= Short exercise =
Return the listing below exactly, with the pictures dropped.
* begin Given data *
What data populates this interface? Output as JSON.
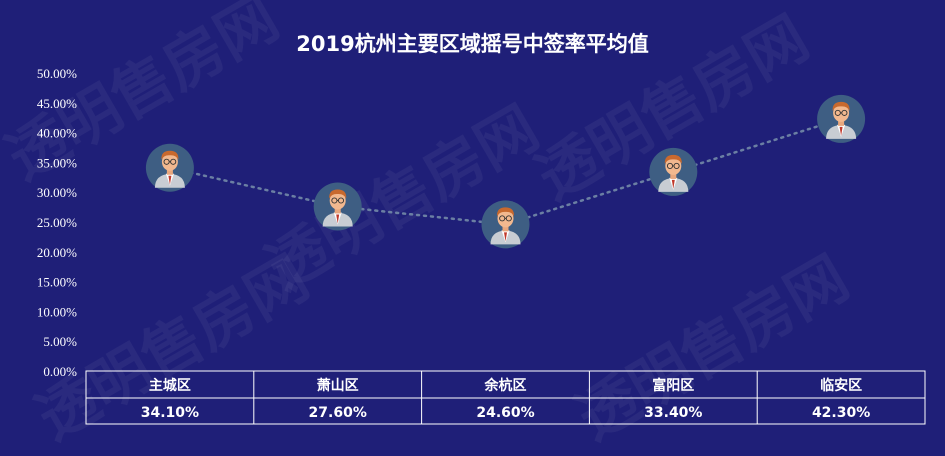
{
  "watermark": "透明售房网",
  "colors": {
    "background": "#1f1f78",
    "text": "#ffffff",
    "line": "#6b7fa3",
    "marker_bg": "#3e5e83"
  },
  "chart_data": {
    "type": "line",
    "title": "2019杭州主要区域摇号中签率平均值",
    "categories": [
      "主城区",
      "萧山区",
      "余杭区",
      "富阳区",
      "临安区"
    ],
    "values": [
      34.1,
      27.6,
      24.6,
      33.4,
      42.3
    ],
    "value_labels": [
      "34.10%",
      "27.60%",
      "24.60%",
      "33.40%",
      "42.30%"
    ],
    "ylim": [
      0,
      50
    ],
    "yticks": [
      "0.00%",
      "5.00%",
      "10.00%",
      "15.00%",
      "20.00%",
      "25.00%",
      "30.00%",
      "35.00%",
      "40.00%",
      "45.00%",
      "50.00%"
    ],
    "marker": "person-avatar-icon",
    "line_style": "dotted",
    "grid": false,
    "legend": "none"
  }
}
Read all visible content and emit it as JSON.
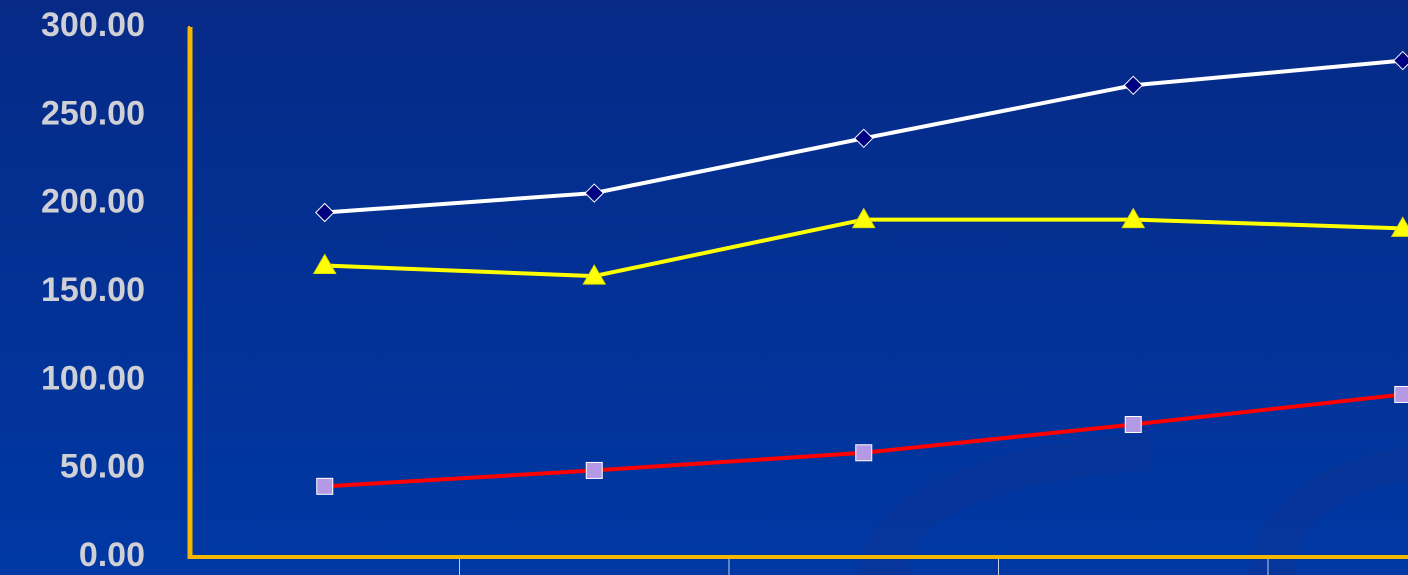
{
  "chart_data": {
    "type": "line",
    "categories": [
      null,
      null,
      null,
      null,
      null
    ],
    "series": [
      {
        "color": "#ffffff",
        "marker": "diamond",
        "marker_color": "#000080",
        "values": [
          195,
          206,
          237,
          267,
          281
        ]
      },
      {
        "color": "#ffff00",
        "marker": "triangle",
        "marker_color": "#ffff00",
        "values": [
          165,
          159,
          191,
          191,
          186
        ]
      },
      {
        "color": "#ff0000",
        "marker": "square",
        "marker_color": "#b49ae6",
        "values": [
          40,
          49,
          59,
          75,
          92
        ]
      }
    ],
    "ylim": [
      0,
      300
    ],
    "yticks": [
      {
        "value": 0,
        "label": "0.00"
      },
      {
        "value": 50,
        "label": "50.00"
      },
      {
        "value": 100,
        "label": "100.00"
      },
      {
        "value": 150,
        "label": "150.00"
      },
      {
        "value": 200,
        "label": "200.00"
      },
      {
        "value": 250,
        "label": "250.00"
      },
      {
        "value": 300,
        "label": "300.00"
      }
    ],
    "axis_color": "#f5b800"
  }
}
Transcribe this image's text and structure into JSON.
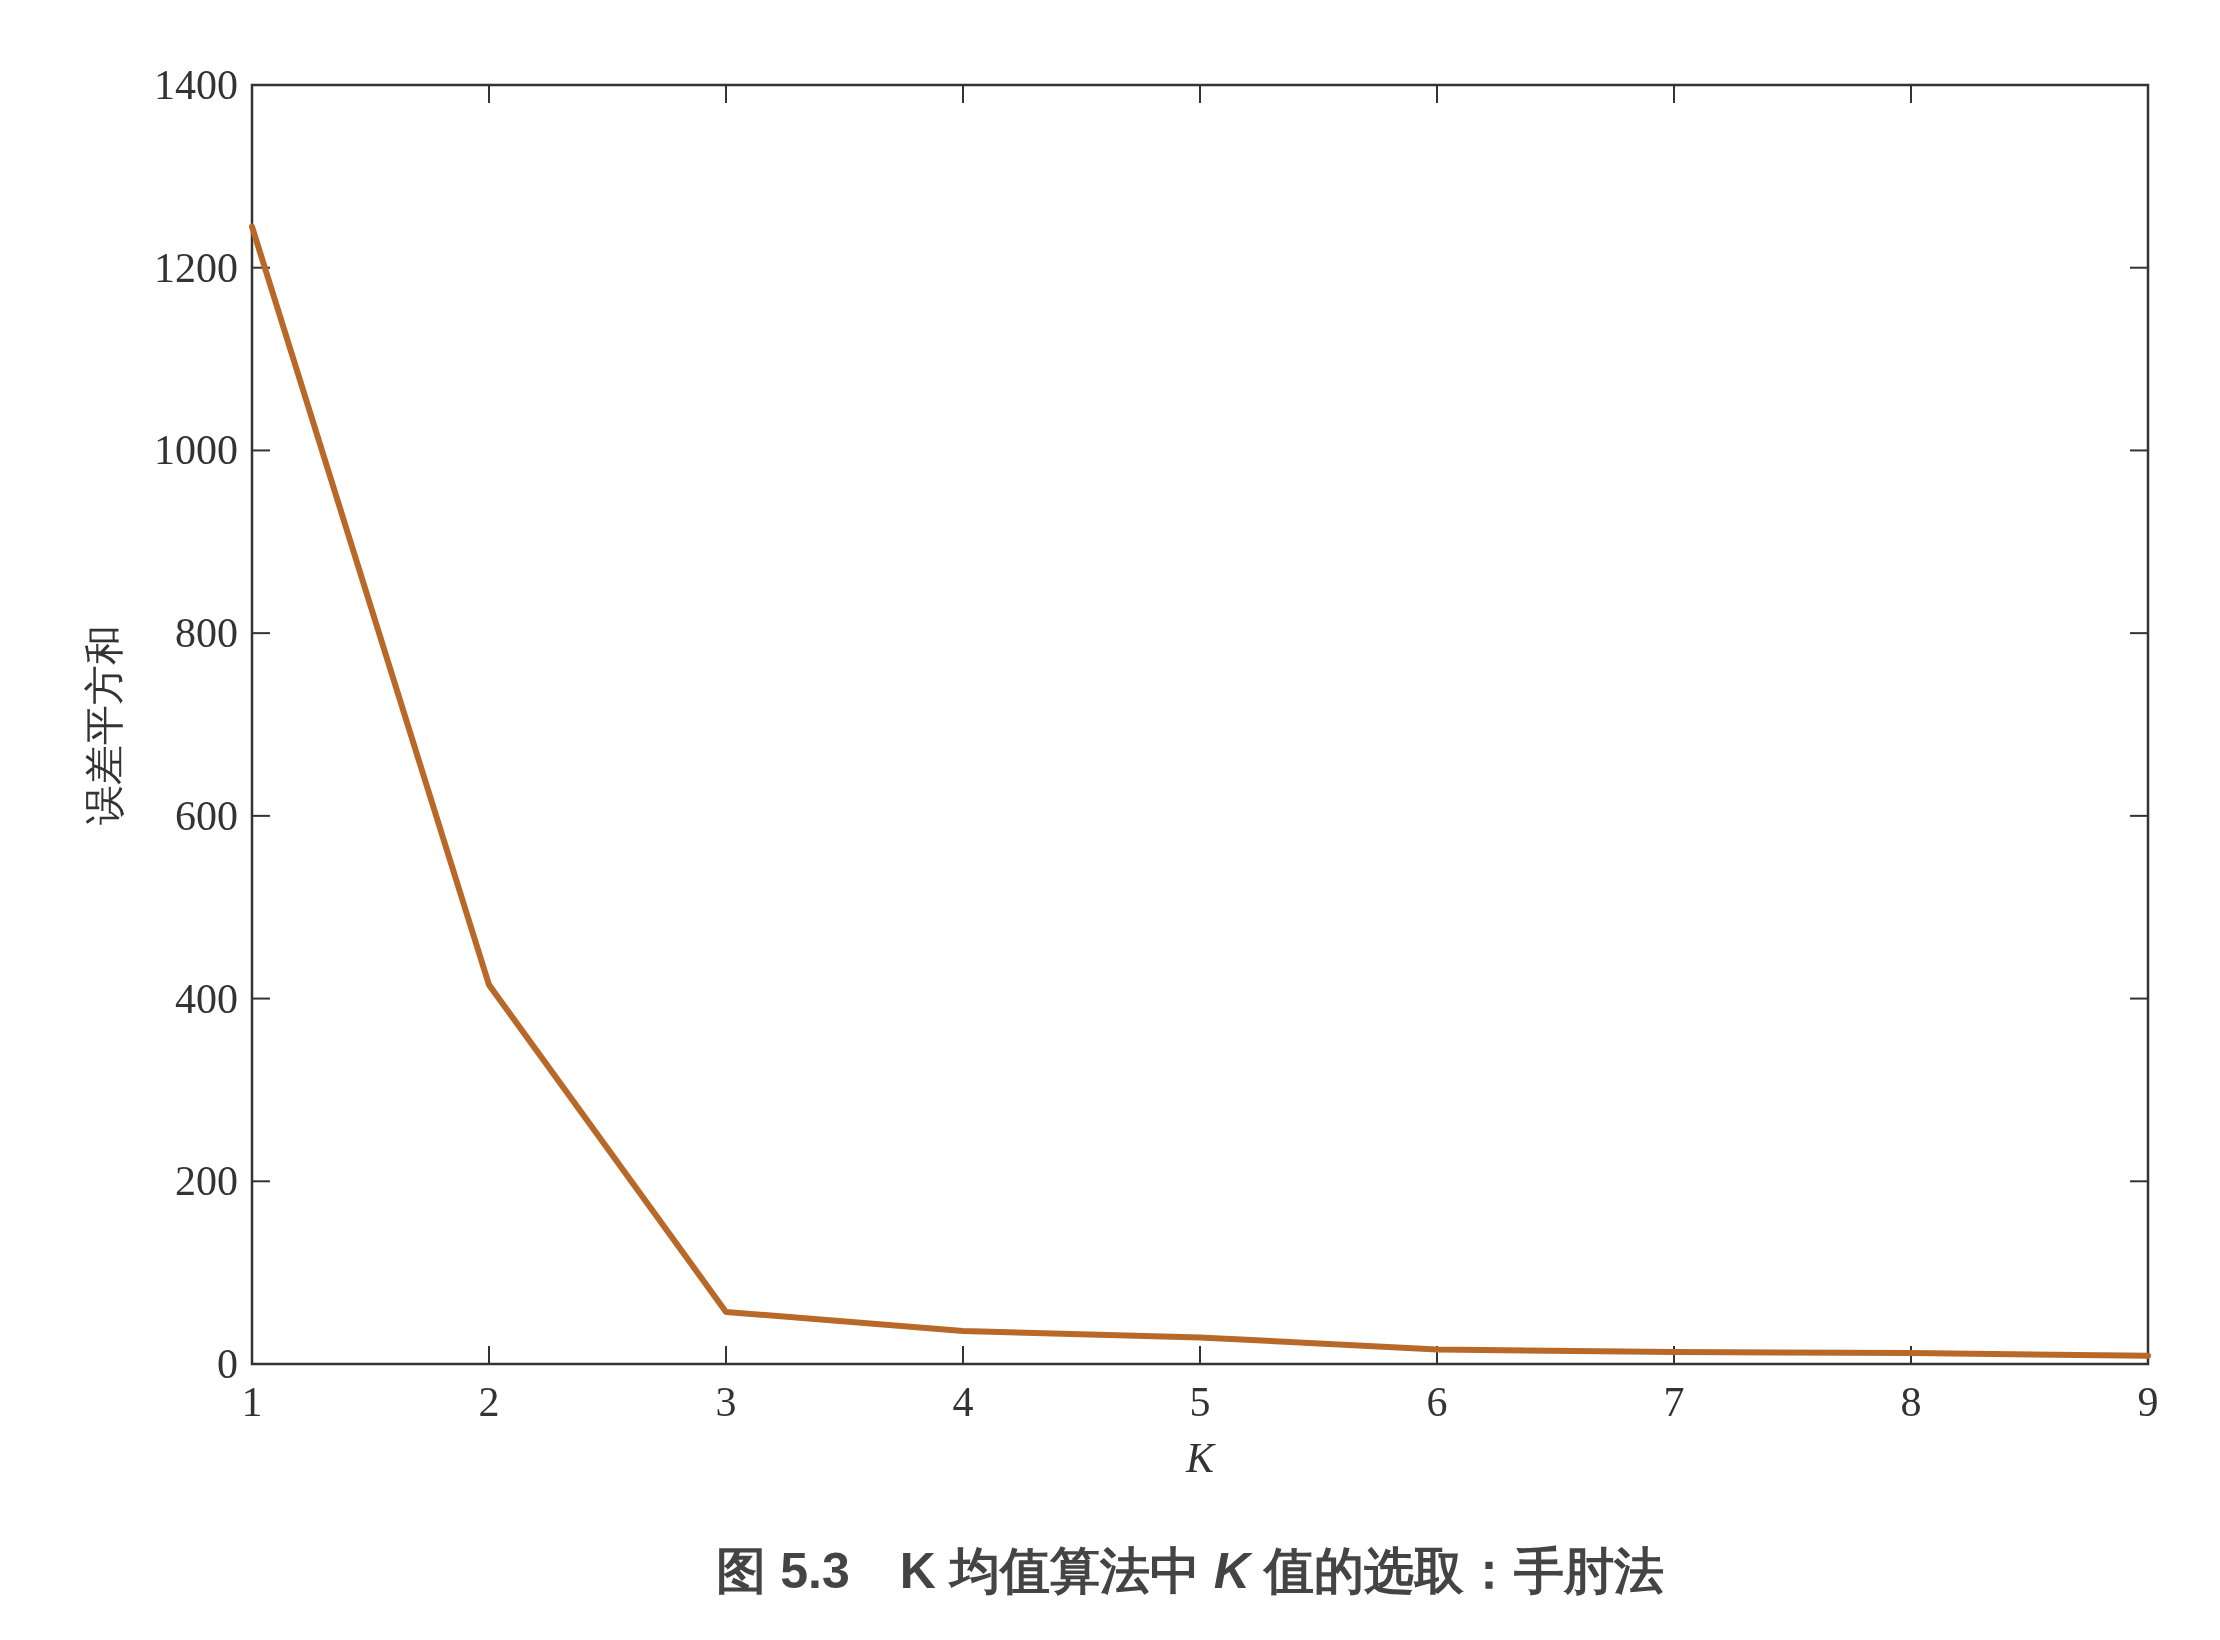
* end Given data *
= Exercise output =
What data populates this interface? Output as JSON.
{
  "watermark": "透明售房网",
  "colors": {
    "background": "#1f1f78",
    "text": "#ffffff",
    "line": "#6b7fa3",
    "marker_bg": "#3e5e83"
  },
  "chart_data": {
    "type": "line",
    "title": "2019杭州主要区域摇号中签率平均值",
    "categories": [
      "主城区",
      "萧山区",
      "余杭区",
      "富阳区",
      "临安区"
    ],
    "values": [
      34.1,
      27.6,
      24.6,
      33.4,
      42.3
    ],
    "value_labels": [
      "34.10%",
      "27.60%",
      "24.60%",
      "33.40%",
      "42.30%"
    ],
    "ylim": [
      0,
      50
    ],
    "yticks": [
      "0.00%",
      "5.00%",
      "10.00%",
      "15.00%",
      "20.00%",
      "25.00%",
      "30.00%",
      "35.00%",
      "40.00%",
      "45.00%",
      "50.00%"
    ],
    "marker": "person-avatar-icon",
    "line_style": "dotted",
    "grid": false,
    "legend": "none"
  }
}
Read all visible content and emit it as JSON.
{
  "chart_data": {
    "type": "line",
    "categories": [
      null,
      null,
      null,
      null,
      null
    ],
    "series": [
      {
        "color": "#ffffff",
        "marker": "diamond",
        "marker_color": "#000080",
        "values": [
          195,
          206,
          237,
          267,
          281
        ]
      },
      {
        "color": "#ffff00",
        "marker": "triangle",
        "marker_color": "#ffff00",
        "values": [
          165,
          159,
          191,
          191,
          186
        ]
      },
      {
        "color": "#ff0000",
        "marker": "square",
        "marker_color": "#b49ae6",
        "values": [
          40,
          49,
          59,
          75,
          92
        ]
      }
    ],
    "ylim": [
      0,
      300
    ],
    "yticks": [
      {
        "value": 0,
        "label": "0.00"
      },
      {
        "value": 50,
        "label": "50.00"
      },
      {
        "value": 100,
        "label": "100.00"
      },
      {
        "value": 150,
        "label": "150.00"
      },
      {
        "value": 200,
        "label": "200.00"
      },
      {
        "value": 250,
        "label": "250.00"
      },
      {
        "value": 300,
        "label": "300.00"
      }
    ],
    "axis_color": "#f5b800"
  }
}
Transcribe this image's text and structure into JSON.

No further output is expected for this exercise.